● TASK INSTRUCTIONS
In the stretch from the line containing "- list-item: Upgraded" through the line containing "- plan-tag-renovate-public-spaces: RENOVATE", switch "Upgraded" to "Improved" and write out those lines again with nothing else altered.

═══ RECORDS SHOWN

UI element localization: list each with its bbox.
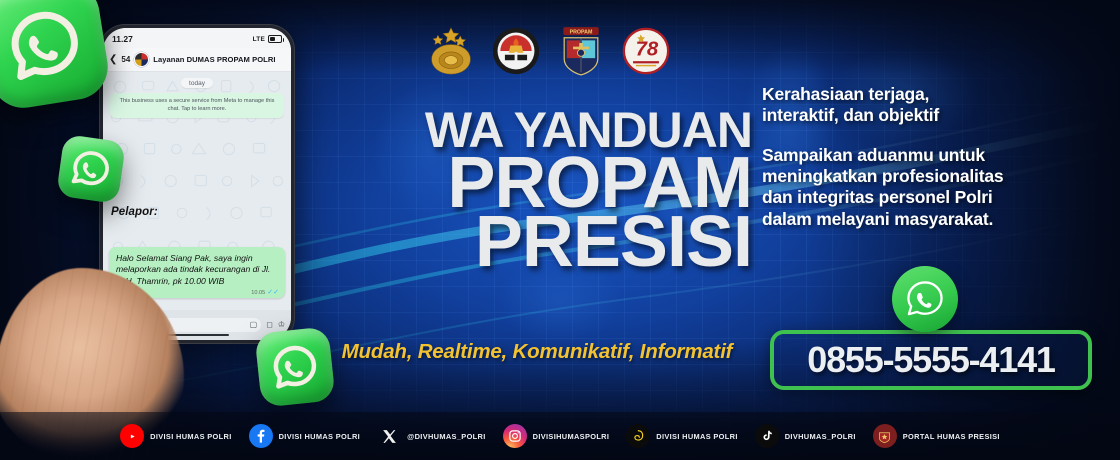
- whatsapp-icon: [67, 145, 114, 192]
- threads-icon: [626, 424, 650, 448]
- emblem-row: PROPAM 78: [425, 22, 672, 80]
- chat-body: today This business uses a secure servic…: [103, 72, 291, 310]
- message-meta: 10.05 ✓✓: [251, 289, 279, 296]
- social-handle: DIVHUMAS_POLRI: [785, 432, 856, 441]
- whatsapp-icon: [902, 276, 948, 322]
- social-item-instagram[interactable]: DIVISIHUMASPOLRI: [503, 424, 610, 448]
- phone-number-box[interactable]: 0855-5555-4141: [770, 330, 1092, 390]
- phone-status-bar: 11.27 LTE: [103, 28, 291, 48]
- whatsapp-badge[interactable]: [892, 266, 958, 332]
- system-notice[interactable]: This business uses a secure service from…: [110, 93, 284, 118]
- right-block2-line2: meningkatkan profesionalitas: [762, 166, 1092, 187]
- svg-text:78: 78: [636, 39, 659, 61]
- right-text-panel: Kerahasiaan terjaga, interaktif, dan obj…: [762, 84, 1092, 230]
- polri-emblem-icon: [873, 424, 897, 448]
- social-handle: PORTAL HUMAS PRESISI: [903, 432, 1000, 441]
- social-item-facebook[interactable]: DIVISI HUMAS POLRI: [249, 424, 360, 448]
- tribrata-polri-emblem: [425, 22, 477, 80]
- unread-count: 54: [121, 55, 130, 64]
- social-item-x[interactable]: @DIVHUMAS_POLRI: [377, 424, 486, 448]
- camera-icon[interactable]: ◻: [266, 321, 273, 329]
- social-item-portal[interactable]: PORTAL HUMAS PRESISI: [873, 424, 1000, 448]
- whatsapp-3d-logo-medium: [254, 326, 335, 407]
- wa-yanduan-propam-banner: PROPAM 78: [0, 0, 1120, 460]
- instagram-icon: [503, 424, 527, 448]
- chat-message-text: Halo Selamat Siang Pak, saya ingin melap…: [116, 253, 278, 287]
- youtube-icon: [120, 424, 144, 448]
- message-time: 10.05: [251, 290, 265, 296]
- social-handle: DIVISI HUMAS POLRI: [656, 432, 737, 441]
- chat-title: Layanan DUMAS PROPAM POLRI: [153, 55, 275, 64]
- back-arrow-icon[interactable]: ❮: [109, 55, 117, 65]
- propam-emblem: PROPAM: [555, 22, 607, 80]
- whatsapp-icon: [0, 0, 89, 89]
- social-handle: DIVISIHUMASPOLRI: [533, 432, 610, 441]
- headline-block: WA YANDUAN PROPAM PRESISI: [312, 108, 752, 275]
- day-divider: today: [181, 78, 213, 88]
- status-time: 11.27: [112, 34, 133, 44]
- avatar: [134, 52, 149, 67]
- social-handle: DIVISI HUMAS POLRI: [279, 432, 360, 441]
- network-indicator: LTE: [253, 36, 265, 43]
- chat-header[interactable]: ❮ 54 Layanan DUMAS PROPAM POLRI: [103, 48, 291, 72]
- right-block2-line3: dan integritas personel Polri: [762, 187, 1092, 208]
- right-block2-line1: Sampaikan aduanmu untuk: [762, 145, 1092, 166]
- tiktok-icon: [755, 424, 779, 448]
- sticker-icon[interactable]: ▢: [250, 321, 258, 329]
- anniversary-78-emblem: 78: [620, 22, 672, 80]
- microphone-icon[interactable]: ♔: [278, 321, 285, 329]
- whatsapp-3d-logo-large: [0, 0, 113, 113]
- right-block1-line2: interaktif, dan objektif: [762, 105, 1092, 126]
- battery-icon: [268, 35, 282, 43]
- social-handle: DIVISI HUMAS POLRI: [150, 432, 231, 441]
- facebook-icon: [249, 424, 273, 448]
- social-item-youtube[interactable]: DIVISI HUMAS POLRI: [120, 424, 231, 448]
- phone-number: 0855-5555-4141: [807, 339, 1054, 381]
- headline-line-3: PRESISI: [312, 210, 752, 275]
- svg-text:PROPAM: PROPAM: [570, 29, 593, 35]
- social-footer: DIVISI HUMAS POLRI DIVISI HUMAS POLRI @D…: [0, 412, 1120, 460]
- tagline: Mudah, Realtime, Komunikatif, Informatif: [312, 340, 762, 364]
- right-block1-line1: Kerahasiaan terjaga,: [762, 84, 1092, 105]
- right-block2-line4: dalam melayani masyarakat.: [762, 209, 1092, 230]
- social-item-threads[interactable]: DIVISI HUMAS POLRI: [626, 424, 737, 448]
- social-item-tiktok[interactable]: DIVHUMAS_POLRI: [755, 424, 856, 448]
- read-receipt-icon: ✓✓: [267, 289, 279, 296]
- humas-polri-emblem: [490, 22, 542, 80]
- sender-label: Pelapor:: [111, 206, 158, 218]
- x-twitter-icon: [377, 424, 401, 448]
- social-handle: @DIVHUMAS_POLRI: [407, 432, 486, 441]
- whatsapp-3d-logo-small: [56, 134, 126, 204]
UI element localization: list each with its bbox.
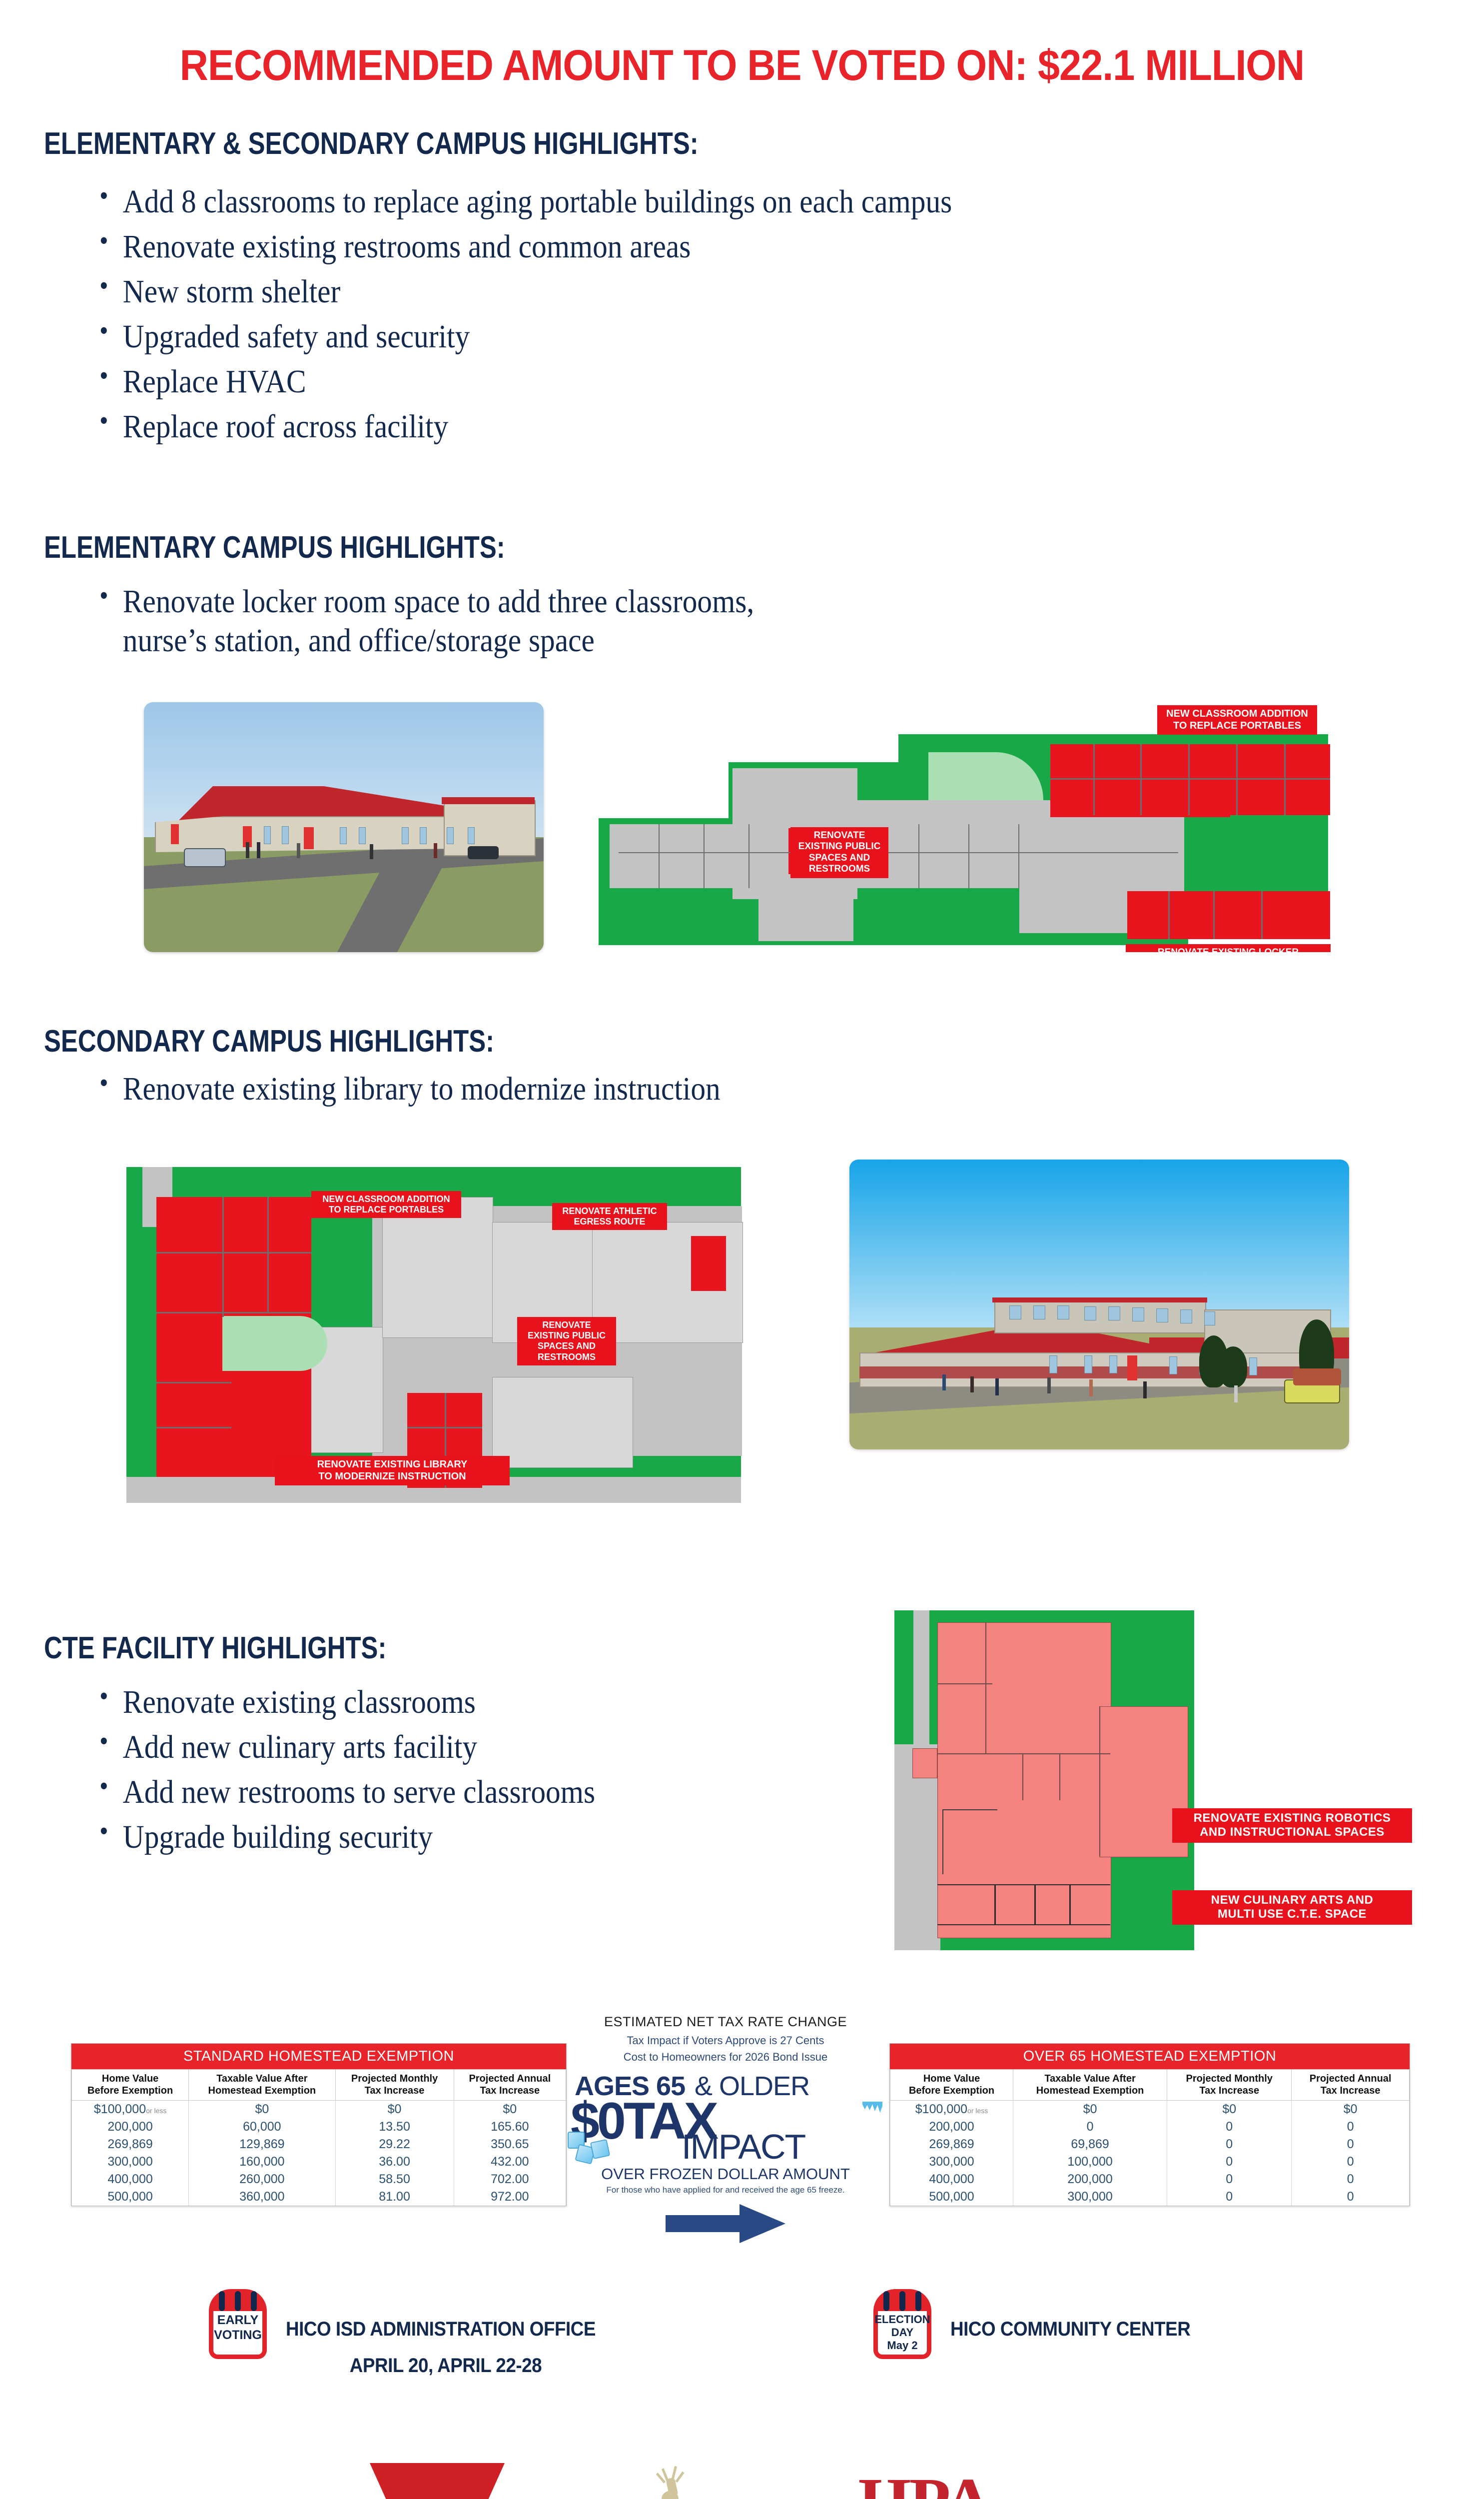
- list-item: Upgraded safety and security: [95, 320, 1327, 354]
- bullet-list-elementary: Renovate locker room space to add three …: [95, 582, 1344, 671]
- plan-tag-renovate-public-spaces: RENOVATE EXISTING PUBLIC SPACES AND REST…: [790, 827, 888, 878]
- section-heading-cte: CTE FACILITY HIGHLIGHTS:: [44, 1630, 386, 1666]
- list-item: Renovate existing library to modernize i…: [95, 1072, 1219, 1106]
- table-row: 300,000 160,000 36.00 432.00: [72, 2153, 566, 2171]
- column-header: Taxable Value After Homestead Exemption: [189, 2070, 335, 2101]
- tax-graphic-line3: Cost to Homeowners for 2026 Bond Issue: [566, 2051, 885, 2064]
- section-heading-elementary-secondary: ELEMENTARY & SECONDARY CAMPUS HIGHLIGHTS…: [44, 126, 699, 161]
- table-row: 500,000 360,000 81.00 972.00: [72, 2188, 566, 2206]
- list-item: Replace HVAC: [95, 365, 1327, 399]
- plan-tag-renovate-robotics: RENOVATE EXISTING ROBOTICS AND INSTRUCTI…: [1172, 1808, 1412, 1843]
- bond-flyer-page: RECOMMENDED AMOUNT TO BE VOTED ON: $22.1…: [0, 0, 1484, 2499]
- right-arrow-icon: [666, 2204, 785, 2243]
- icicle-icon: [862, 2102, 882, 2113]
- table-title: OVER 65 HOMESTEAD EXEMPTION: [890, 2044, 1410, 2069]
- plan-tag-renovate-locker-rooms: RENOVATE EXISTING LOCKER ROOMS INTO NEW …: [1126, 944, 1331, 952]
- list-item: Replace roof across facility: [95, 410, 1327, 444]
- list-item: New storm shelter: [95, 275, 1327, 309]
- election-day-location: HICO COMMUNITY CENTER: [950, 2318, 1190, 2341]
- column-header: Home Value Before Exemption: [72, 2070, 189, 2101]
- elementary-floor-plan: NEW CLASSROOM ADDITION TO REPLACE PORTAB…: [589, 702, 1343, 952]
- list-item: Renovate existing classrooms: [95, 1685, 796, 1719]
- election-day-badge-label: ELECTION DAY May 2: [870, 2313, 934, 2352]
- table-over65: Home Value Before Exemption Taxable Valu…: [890, 2069, 1410, 2206]
- table-row: 200,000 60,000 13.50 165.60: [72, 2118, 566, 2136]
- plan-tag-new-classroom-addition-secondary: NEW CLASSROOM ADDITION TO REPLACE PORTAB…: [311, 1191, 461, 1218]
- table-row: 300,000 100,000 0 0: [890, 2153, 1410, 2171]
- section-heading-elementary: ELEMENTARY CAMPUS HIGHLIGHTS:: [44, 530, 505, 565]
- table-row: 400,000 260,000 58.50 702.00: [72, 2171, 566, 2188]
- list-item: Add new restrooms to serve classrooms: [95, 1775, 796, 1809]
- table-row: 269,869 129,869 29.22 350.65: [72, 2136, 566, 2153]
- bullet-list-elementary-secondary: Add 8 classrooms to replace aging portab…: [95, 185, 1464, 455]
- list-item: Upgrade building security: [95, 1820, 796, 1854]
- table-row: 200,000 0 0 0: [890, 2118, 1410, 2136]
- table-header-row: Home Value Before Exemption Taxable Valu…: [72, 2070, 566, 2101]
- column-header: Home Value Before Exemption: [890, 2070, 1013, 2101]
- standard-homestead-table: STANDARD HOMESTEAD EXEMPTION Home Value …: [71, 2043, 567, 2206]
- cte-floor-plan: RENOVATE EXISTING ROBOTICS AND INSTRUCTI…: [849, 1574, 1414, 1954]
- column-header: Projected Monthly Tax Increase: [335, 2070, 454, 2101]
- ice-cube-icon: [590, 2139, 610, 2159]
- hpa-logo: HPA ESTABLISHED 1962: [849, 2468, 999, 2499]
- list-item: Renovate locker room space to add three …: [95, 582, 1219, 660]
- list-item: Renovate existing restrooms and common a…: [95, 230, 1327, 264]
- early-voting-badge-label: EARLY VOTING: [206, 2313, 270, 2343]
- early-voting-block: EARLY VOTING HICO ISD ADMINISTRATION OFF…: [206, 2289, 623, 2377]
- early-voting-location: HICO ISD ADMINISTRATION OFFICE: [286, 2318, 596, 2341]
- list-item: Add 8 classrooms to replace aging portab…: [95, 185, 1327, 219]
- secondary-campus-rendering: [849, 1160, 1349, 1449]
- secondary-floor-plan: NEW CLASSROOM ADDITION TO REPLACE PORTAB…: [122, 1147, 767, 1507]
- bullet-list-cte: Renovate existing classrooms Add new cul…: [95, 1685, 874, 1865]
- early-voting-dates: APRIL 20, APRIL 22-28: [299, 2355, 593, 2377]
- plan-tag-renovate-athletic-egress: RENOVATE ATHLETIC EGRESS ROUTE: [552, 1203, 667, 1230]
- table-row: $100,000or less $0 $0 $0: [890, 2101, 1410, 2119]
- table-row: 400,000 200,000 0 0: [890, 2171, 1410, 2188]
- table-row: 269,869 69,869 0 0: [890, 2136, 1410, 2153]
- government-capital-logo: GOVERNMENT CAPITAL CORPORATION: [595, 2463, 744, 2499]
- plan-tag-new-culinary-arts: NEW CULINARY ARTS AND MULTI USE C.T.E. S…: [1172, 1890, 1412, 1925]
- hico-isd-logo: HI·C·O: [370, 2463, 505, 2499]
- elk-icon: [640, 2463, 700, 2499]
- election-day-block: ELECTION DAY May 2 HICO COMMUNITY CENTER: [870, 2289, 1211, 2365]
- plan-tag-renovate-public-spaces-secondary: RENOVATE EXISTING PUBLIC SPACES AND REST…: [517, 1317, 616, 1365]
- table-standard: Home Value Before Exemption Taxable Valu…: [71, 2069, 566, 2206]
- impact-label: IMPACT: [682, 2127, 805, 2167]
- table-header-row: Home Value Before Exemption Taxable Valu…: [890, 2070, 1410, 2101]
- table-title: STANDARD HOMESTEAD EXEMPTION: [71, 2044, 566, 2069]
- tax-graphic-title: ESTIMATED NET TAX RATE CHANGE: [566, 2014, 885, 2030]
- estimated-tax-rate-graphic: ESTIMATED NET TAX RATE CHANGE Tax Impact…: [566, 2014, 885, 2243]
- plan-tag-renovate-library: RENOVATE EXISTING LIBRARY TO MODERNIZE I…: [275, 1456, 510, 1485]
- column-header: Projected Annual Tax Increase: [1292, 2070, 1410, 2101]
- bullet-list-secondary: Renovate existing library to modernize i…: [95, 1072, 1344, 1117]
- early-voting-badge-icon: EARLY VOTING: [206, 2289, 270, 2365]
- age-65-freeze-note: For those who have applied for and recei…: [566, 2185, 885, 2195]
- hpa-logo-text: HPA: [849, 2468, 999, 2499]
- column-header: Projected Monthly Tax Increase: [1167, 2070, 1292, 2101]
- tax-graphic-line2: Tax Impact if Voters Approve is 27 Cents: [566, 2034, 885, 2047]
- election-day-badge-icon: ELECTION DAY May 2: [870, 2289, 934, 2365]
- section-heading-secondary: SECONDARY CAMPUS HIGHLIGHTS:: [44, 1024, 494, 1059]
- column-header: Projected Annual Tax Increase: [454, 2070, 566, 2101]
- table-row: 500,000 300,000 0 0: [890, 2188, 1410, 2206]
- table-row: $100,000or less $0 $0 $0: [72, 2101, 566, 2119]
- page-title: RECOMMENDED AMOUNT TO BE VOTED ON: $22.1…: [59, 41, 1425, 90]
- elementary-campus-rendering: [144, 702, 544, 952]
- over-frozen-dollar-label: OVER FROZEN DOLLAR AMOUNT: [566, 2165, 885, 2183]
- list-item: Add new culinary arts facility: [95, 1730, 796, 1764]
- zero-tax-impact-logo: AGES 65 & OLDER $0TAX IMPACT: [566, 2071, 885, 2163]
- plan-tag-new-classroom-addition: NEW CLASSROOM ADDITION TO REPLACE PORTAB…: [1157, 705, 1317, 735]
- over65-homestead-table: OVER 65 HOMESTEAD EXEMPTION Home Value B…: [889, 2043, 1410, 2206]
- column-header: Taxable Value After Homestead Exemption: [1013, 2070, 1167, 2101]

══════

● COMPLETED TASK
- list-item: Improved safety and security: [95, 320, 1327, 354]
- bullet-list-elementary: Renovate locker room space to add three …: [95, 582, 1344, 671]
- plan-tag-renovate-public-spaces: RENOVATE EXISTING PUBLIC SPACES AND REST…: [790, 827, 888, 878]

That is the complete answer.